What the exercise asks: Make an exact copy of the data below, leaving out every picture.

Recorded data:
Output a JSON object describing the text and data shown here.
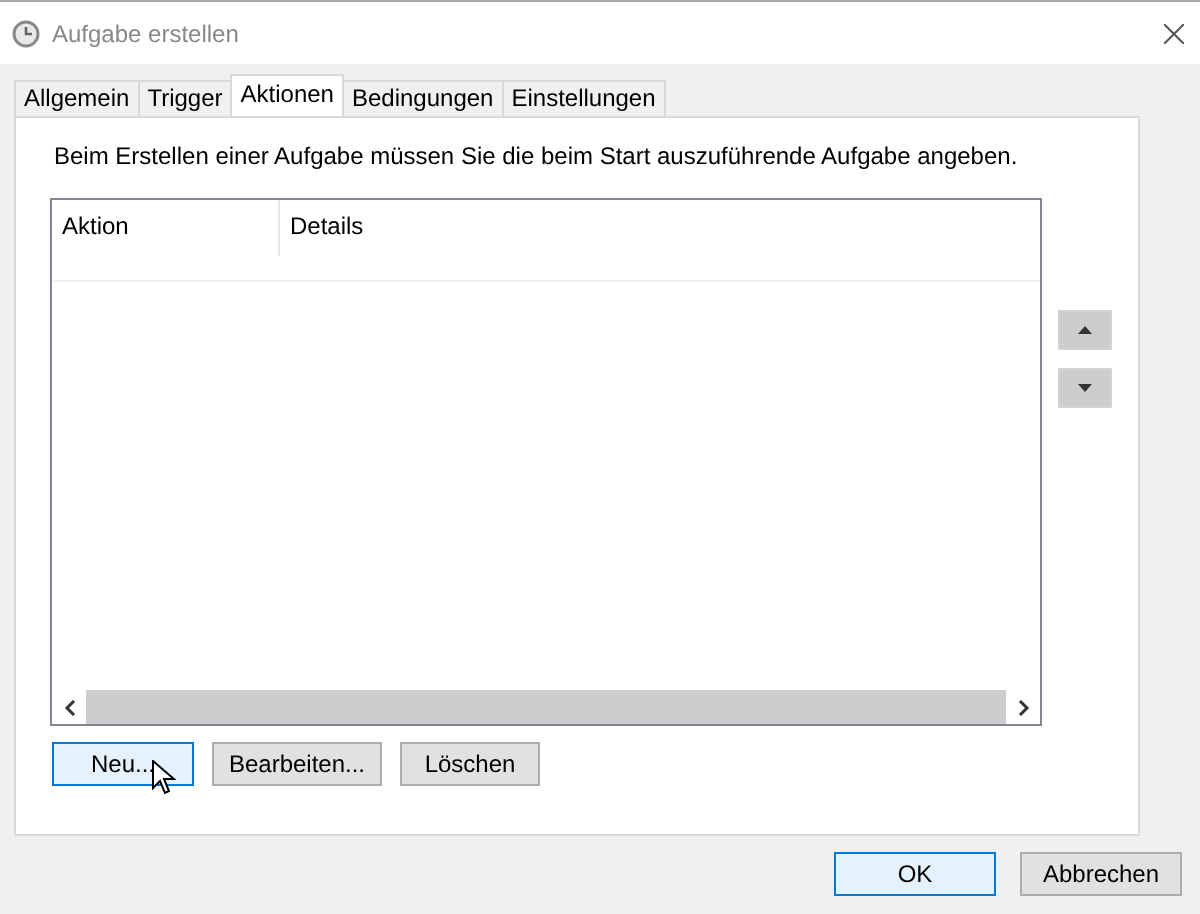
{
  "window": {
    "title": "Aufgabe erstellen"
  },
  "tabs": [
    {
      "label": "Allgemein",
      "selected": false
    },
    {
      "label": "Trigger",
      "selected": false
    },
    {
      "label": "Aktionen",
      "selected": true
    },
    {
      "label": "Bedingungen",
      "selected": false
    },
    {
      "label": "Einstellungen",
      "selected": false
    }
  ],
  "instruction": "Beim Erstellen einer Aufgabe müssen Sie die beim Start auszuführende Aufgabe angeben.",
  "table": {
    "columns": [
      "Aktion",
      "Details"
    ]
  },
  "action_buttons": [
    {
      "label": "Neu...",
      "focused": true
    },
    {
      "label": "Bearbeiten...",
      "focused": false
    },
    {
      "label": "Löschen",
      "focused": false
    }
  ],
  "dialog_buttons": [
    {
      "label": "OK",
      "focused": true
    },
    {
      "label": "Abbrechen",
      "focused": false
    }
  ]
}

Result of this task:
Output a JSON object describing the text and data shown here.
{
  "window": {
    "title": "Aufgabe erstellen"
  },
  "tabs": [
    {
      "label": "Allgemein",
      "selected": false
    },
    {
      "label": "Trigger",
      "selected": false
    },
    {
      "label": "Aktionen",
      "selected": true
    },
    {
      "label": "Bedingungen",
      "selected": false
    },
    {
      "label": "Einstellungen",
      "selected": false
    }
  ],
  "instruction": "Beim Erstellen einer Aufgabe müssen Sie die beim Start auszuführende Aufgabe angeben.",
  "table": {
    "columns": [
      "Aktion",
      "Details"
    ]
  },
  "action_buttons": [
    {
      "label": "Neu...",
      "focused": true
    },
    {
      "label": "Bearbeiten...",
      "focused": false
    },
    {
      "label": "Löschen",
      "focused": false
    }
  ],
  "dialog_buttons": [
    {
      "label": "OK",
      "focused": true
    },
    {
      "label": "Abbrechen",
      "focused": false
    }
  ]
}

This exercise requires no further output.